▸ Supplied information:
▽

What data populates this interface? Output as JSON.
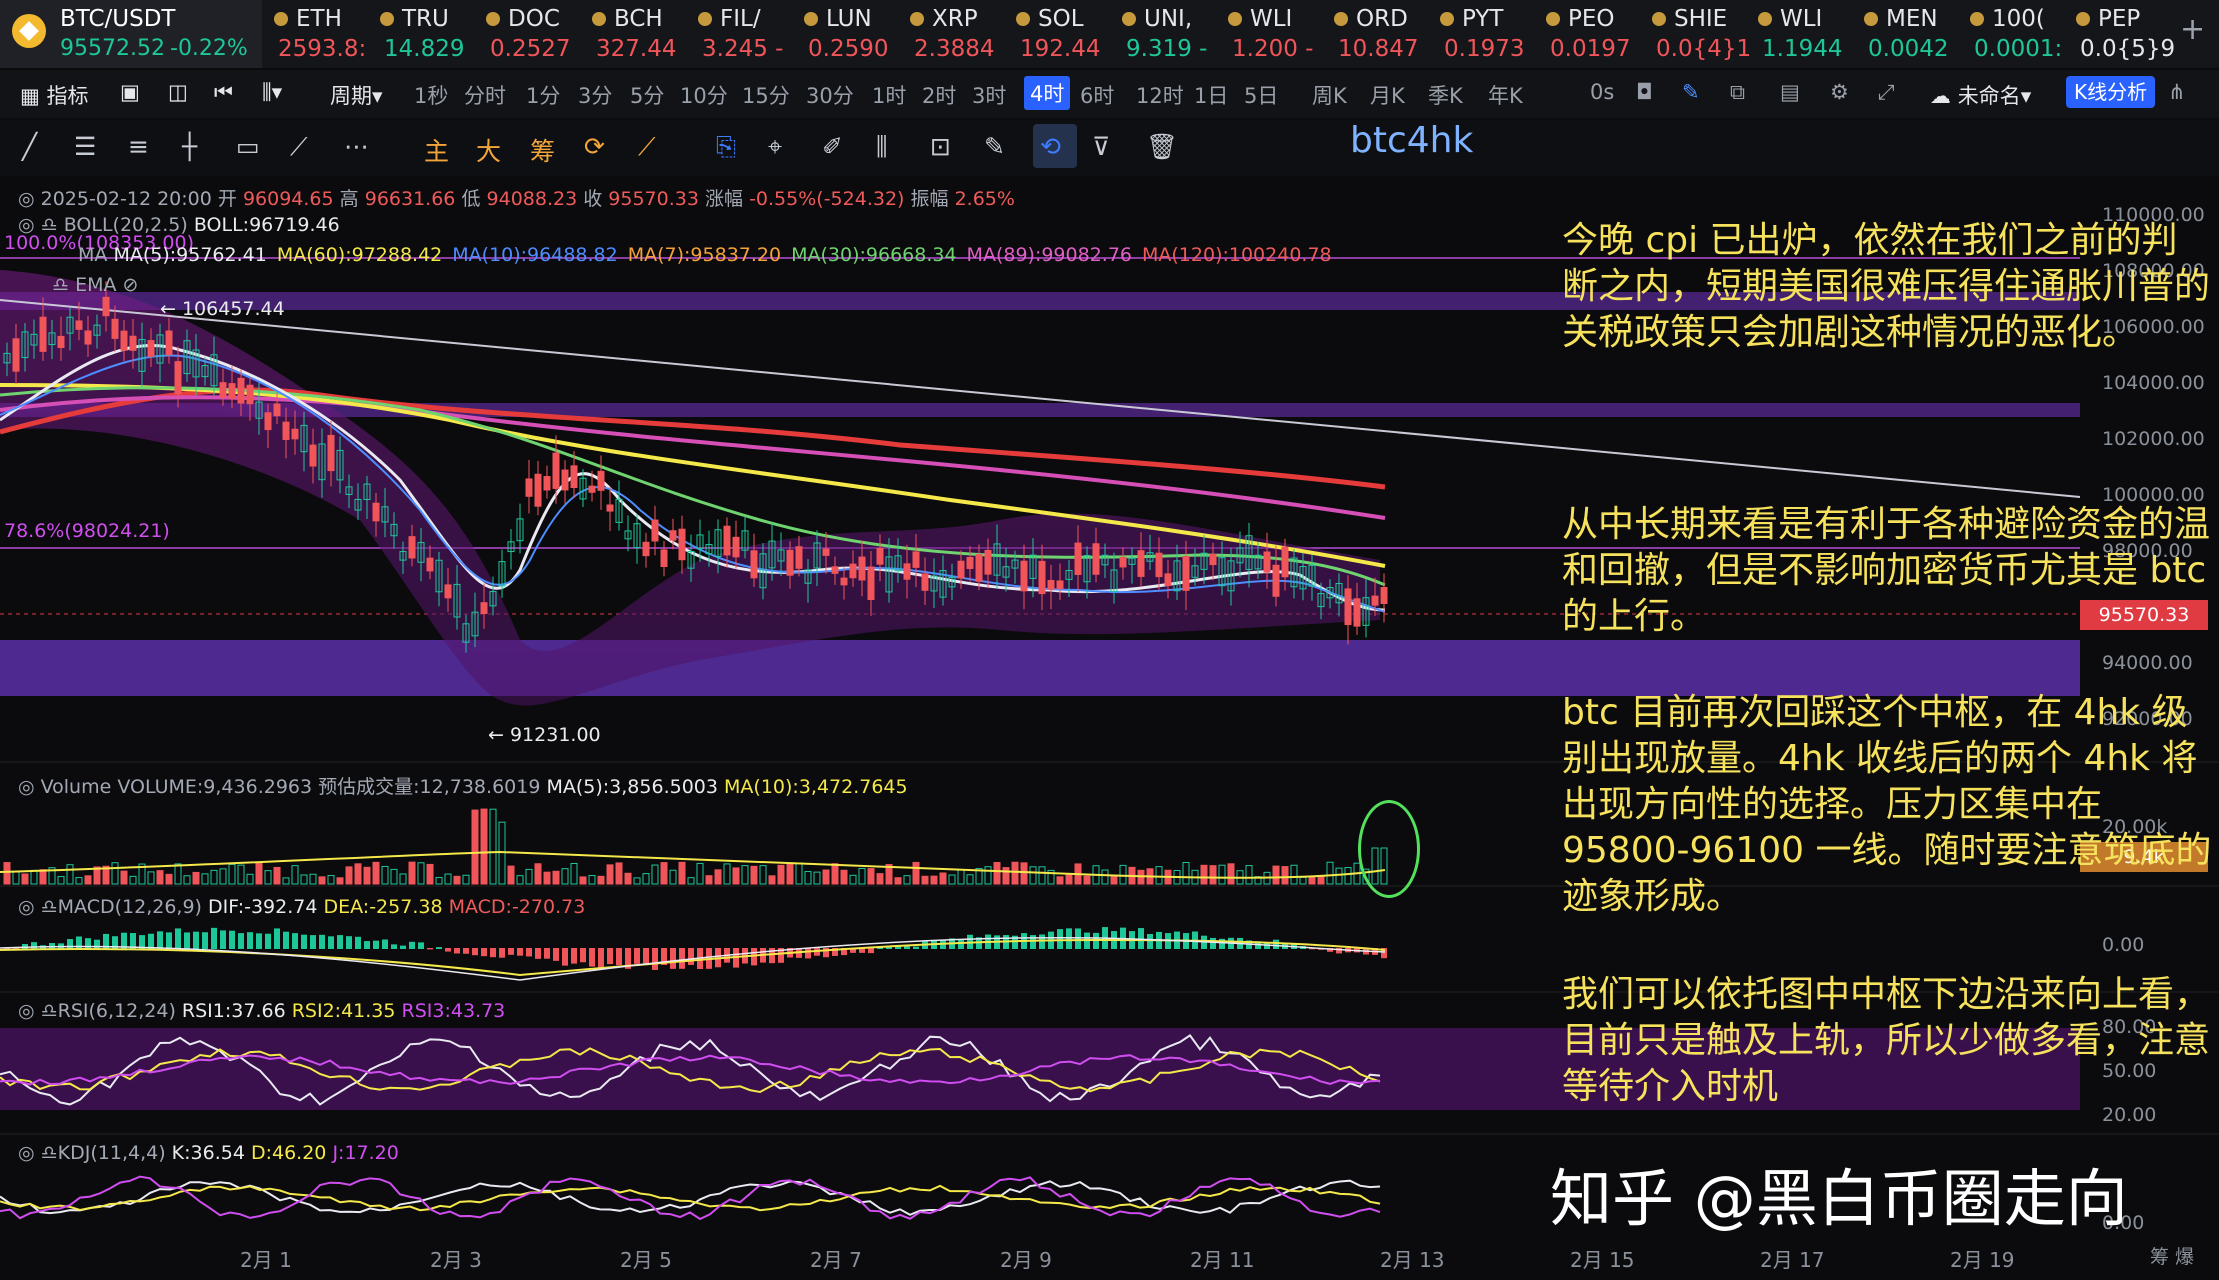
{
  "pair": {
    "name": "BTC/USDT",
    "price": "95572.52",
    "change": "-0.22%"
  },
  "tickers": [
    {
      "name": "ETH",
      "price": "2593.8:",
      "dir": "down"
    },
    {
      "name": "TRU",
      "price": "14.829",
      "dir": "up"
    },
    {
      "name": "DOC",
      "price": "0.2527",
      "dir": "down"
    },
    {
      "name": "BCH",
      "price": "327.44",
      "dir": "down"
    },
    {
      "name": "FIL/",
      "price": "3.245 -",
      "dir": "down"
    },
    {
      "name": "LUN",
      "price": "0.2590",
      "dir": "down"
    },
    {
      "name": "XRP",
      "price": "2.3884",
      "dir": "down"
    },
    {
      "name": "SOL",
      "price": "192.44",
      "dir": "down"
    },
    {
      "name": "UNI,",
      "price": "9.319 -",
      "dir": "up"
    },
    {
      "name": "WLI",
      "price": "1.200 -",
      "dir": "down"
    },
    {
      "name": "ORD",
      "price": "10.847",
      "dir": "down"
    },
    {
      "name": "PYT",
      "price": "0.1973",
      "dir": "down"
    },
    {
      "name": "PEO",
      "price": "0.0197",
      "dir": "down"
    },
    {
      "name": "SHIE",
      "price": "0.0{4}1",
      "dir": "down"
    },
    {
      "name": "WLI",
      "price": "1.1944",
      "dir": "up"
    },
    {
      "name": "MEN",
      "price": "0.0042",
      "dir": "up"
    },
    {
      "name": "100(",
      "price": "0.0001:",
      "dir": "up"
    },
    {
      "name": "PEP",
      "price": "0.0{5}9",
      "dir": "neutral"
    }
  ],
  "toolbar": {
    "indicator": "指标",
    "period": "周期",
    "periods": [
      "1秒",
      "分时",
      "1分",
      "3分",
      "5分",
      "10分",
      "15分",
      "30分",
      "1时",
      "2时",
      "3时",
      "4时",
      "6时",
      "12时",
      "1日",
      "5日",
      "周K",
      "月K",
      "季K",
      "年K"
    ],
    "active_period": "4时",
    "delay": "0s",
    "layout_name": "未命名",
    "kline_analysis": "K线分析"
  },
  "draw_tools": {
    "main": "主",
    "big": "大",
    "chips": "筹"
  },
  "chart_title": "btc4hk",
  "candle_info": {
    "date": "2025-02-12 20:00",
    "open_label": "开",
    "open": "96094.65",
    "high_label": "高",
    "high": "96631.66",
    "low_label": "低",
    "low": "94088.23",
    "close_label": "收",
    "close": "95570.33",
    "chg_label": "涨幅",
    "chg": "-0.55%(-524.32)",
    "amp_label": "振幅",
    "amp": "2.65%"
  },
  "indicators": {
    "boll": "BOLL(20,2.5)",
    "boll_val": "BOLL:96719.46",
    "ma_label": "MA",
    "ma": [
      {
        "t": "MA(5):95762.41",
        "c": "white"
      },
      {
        "t": "MA(60):97288.42",
        "c": "yel"
      },
      {
        "t": "MA(10):96488.82",
        "c": "blue"
      },
      {
        "t": "MA(7):95837.20",
        "c": "ora"
      },
      {
        "t": "MA(30):96668.34",
        "c": "grn"
      },
      {
        "t": "MA(89):99082.76",
        "c": "pink"
      },
      {
        "t": "MA(120):100240.78",
        "c": "red"
      }
    ],
    "ema": "EMA",
    "fib100": "100.0%(108353.00)",
    "fib786": "78.6%(98024.21)",
    "high_mark": "← 106457.44",
    "low_mark": "← 91231.00"
  },
  "volume": {
    "label": "Volume",
    "vol": "VOLUME:9,436.2963",
    "est": "预估成交量:12,738.6019",
    "ma5": "MA(5):3,856.5003",
    "ma10": "MA(10):3,472.7645",
    "tag": "9.4k",
    "axis": "20.00k"
  },
  "macd": {
    "label": "MACD(12,26,9)",
    "dif": "DIF:-392.74",
    "dea": "DEA:-257.38",
    "macd": "MACD:-270.73",
    "axis": "0.00"
  },
  "rsi": {
    "label": "RSI(6,12,24)",
    "rsi1": "RSI1:37.66",
    "rsi2": "RSI2:41.35",
    "rsi3": "RSI3:43.73",
    "axis": [
      "80.00",
      "50.00",
      "20.00"
    ]
  },
  "kdj": {
    "label": "KDJ(11,4,4)",
    "k": "K:36.54",
    "d": "D:46.20",
    "j": "J:17.20",
    "axis": "0.00"
  },
  "price_axis": [
    "110000.00",
    "108000.00",
    "106000.00",
    "104000.00",
    "102000.00",
    "100000.00",
    "98000.00",
    "95570.33",
    "94000.00",
    "92000.00"
  ],
  "last_price_tag": "95570.33",
  "x_dates": [
    "2月 1",
    "2月 3",
    "2月 5",
    "2月 7",
    "2月 9",
    "2月 11",
    "2月 13",
    "2月 15",
    "2月 17",
    "2月 19"
  ],
  "notes": [
    "今晚 cpi 已出炉，依然在我们之前的判断之内，短期美国很难压得住通胀川普的关税政策只会加剧这种情况的恶化。",
    "从中长期来看是有利于各种避险资金的温和回撤，但是不影响加密货币尤其是 btc 的上行。",
    "btc 目前再次回踩这个中枢，在 4hk 级别出现放量。4hk 收线后的两个 4hk 将出现方向性的选择。压力区集中在 95800-96100 一线。随时要注意筑底的迹象形成。",
    "我们可以依托图中中枢下边沿来向上看，目前只是触及上轨，所以少做多看，注意等待介入时机"
  ],
  "watermark": "知乎 @黑白币圈走向",
  "corner": "筹 爆",
  "colors": {
    "up": "#1ec79a",
    "down": "#f0555a",
    "accent": "#2a62ff",
    "note": "#f7e25d"
  }
}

△

▸ What to work on:
Restate the data above word for word. Skip every picture.

▸ Correct output:
What data populates this interface? Output as JSON.
{
  "pair": {
    "name": "BTC/USDT",
    "price": "95572.52",
    "change": "-0.22%"
  },
  "tickers": [
    {
      "name": "ETH",
      "price": "2593.8:",
      "dir": "down"
    },
    {
      "name": "TRU",
      "price": "14.829",
      "dir": "up"
    },
    {
      "name": "DOC",
      "price": "0.2527",
      "dir": "down"
    },
    {
      "name": "BCH",
      "price": "327.44",
      "dir": "down"
    },
    {
      "name": "FIL/",
      "price": "3.245 -",
      "dir": "down"
    },
    {
      "name": "LUN",
      "price": "0.2590",
      "dir": "down"
    },
    {
      "name": "XRP",
      "price": "2.3884",
      "dir": "down"
    },
    {
      "name": "SOL",
      "price": "192.44",
      "dir": "down"
    },
    {
      "name": "UNI,",
      "price": "9.319 -",
      "dir": "up"
    },
    {
      "name": "WLI",
      "price": "1.200 -",
      "dir": "down"
    },
    {
      "name": "ORD",
      "price": "10.847",
      "dir": "down"
    },
    {
      "name": "PYT",
      "price": "0.1973",
      "dir": "down"
    },
    {
      "name": "PEO",
      "price": "0.0197",
      "dir": "down"
    },
    {
      "name": "SHIE",
      "price": "0.0{4}1",
      "dir": "down"
    },
    {
      "name": "WLI",
      "price": "1.1944",
      "dir": "up"
    },
    {
      "name": "MEN",
      "price": "0.0042",
      "dir": "up"
    },
    {
      "name": "100(",
      "price": "0.0001:",
      "dir": "up"
    },
    {
      "name": "PEP",
      "price": "0.0{5}9",
      "dir": "neutral"
    }
  ],
  "toolbar": {
    "indicator": "指标",
    "period": "周期",
    "periods": [
      "1秒",
      "分时",
      "1分",
      "3分",
      "5分",
      "10分",
      "15分",
      "30分",
      "1时",
      "2时",
      "3时",
      "4时",
      "6时",
      "12时",
      "1日",
      "5日",
      "周K",
      "月K",
      "季K",
      "年K"
    ],
    "active_period": "4时",
    "delay": "0s",
    "layout_name": "未命名",
    "kline_analysis": "K线分析"
  },
  "draw_tools": {
    "main": "主",
    "big": "大",
    "chips": "筹"
  },
  "chart_title": "btc4hk",
  "candle_info": {
    "date": "2025-02-12 20:00",
    "open_label": "开",
    "open": "96094.65",
    "high_label": "高",
    "high": "96631.66",
    "low_label": "低",
    "low": "94088.23",
    "close_label": "收",
    "close": "95570.33",
    "chg_label": "涨幅",
    "chg": "-0.55%(-524.32)",
    "amp_label": "振幅",
    "amp": "2.65%"
  },
  "indicators": {
    "boll": "BOLL(20,2.5)",
    "boll_val": "BOLL:96719.46",
    "ma_label": "MA",
    "ma": [
      {
        "t": "MA(5):95762.41",
        "c": "white"
      },
      {
        "t": "MA(60):97288.42",
        "c": "yel"
      },
      {
        "t": "MA(10):96488.82",
        "c": "blue"
      },
      {
        "t": "MA(7):95837.20",
        "c": "ora"
      },
      {
        "t": "MA(30):96668.34",
        "c": "grn"
      },
      {
        "t": "MA(89):99082.76",
        "c": "pink"
      },
      {
        "t": "MA(120):100240.78",
        "c": "red"
      }
    ],
    "ema": "EMA",
    "fib100": "100.0%(108353.00)",
    "fib786": "78.6%(98024.21)",
    "high_mark": "← 106457.44",
    "low_mark": "← 91231.00"
  },
  "volume": {
    "label": "Volume",
    "vol": "VOLUME:9,436.2963",
    "est": "预估成交量:12,738.6019",
    "ma5": "MA(5):3,856.5003",
    "ma10": "MA(10):3,472.7645",
    "tag": "9.4k",
    "axis": "20.00k"
  },
  "macd": {
    "label": "MACD(12,26,9)",
    "dif": "DIF:-392.74",
    "dea": "DEA:-257.38",
    "macd": "MACD:-270.73",
    "axis": "0.00"
  },
  "rsi": {
    "label": "RSI(6,12,24)",
    "rsi1": "RSI1:37.66",
    "rsi2": "RSI2:41.35",
    "rsi3": "RSI3:43.73",
    "axis": [
      "80.00",
      "50.00",
      "20.00"
    ]
  },
  "kdj": {
    "label": "KDJ(11,4,4)",
    "k": "K:36.54",
    "d": "D:46.20",
    "j": "J:17.20",
    "axis": "0.00"
  },
  "price_axis": [
    "110000.00",
    "108000.00",
    "106000.00",
    "104000.00",
    "102000.00",
    "100000.00",
    "98000.00",
    "95570.33",
    "94000.00",
    "92000.00"
  ],
  "last_price_tag": "95570.33",
  "x_dates": [
    "2月 1",
    "2月 3",
    "2月 5",
    "2月 7",
    "2月 9",
    "2月 11",
    "2月 13",
    "2月 15",
    "2月 17",
    "2月 19"
  ],
  "notes": [
    "今晚 cpi 已出炉，依然在我们之前的判断之内，短期美国很难压得住通胀川普的关税政策只会加剧这种情况的恶化。",
    "从中长期来看是有利于各种避险资金的温和回撤，但是不影响加密货币尤其是 btc 的上行。",
    "btc 目前再次回踩这个中枢，在 4hk 级别出现放量。4hk 收线后的两个 4hk 将出现方向性的选择。压力区集中在 95800-96100 一线。随时要注意筑底的迹象形成。",
    "我们可以依托图中中枢下边沿来向上看，目前只是触及上轨，所以少做多看，注意等待介入时机"
  ],
  "watermark": "知乎 @黑白币圈走向",
  "corner": "筹 爆",
  "colors": {
    "up": "#1ec79a",
    "down": "#f0555a",
    "accent": "#2a62ff",
    "note": "#f7e25d"
  }
}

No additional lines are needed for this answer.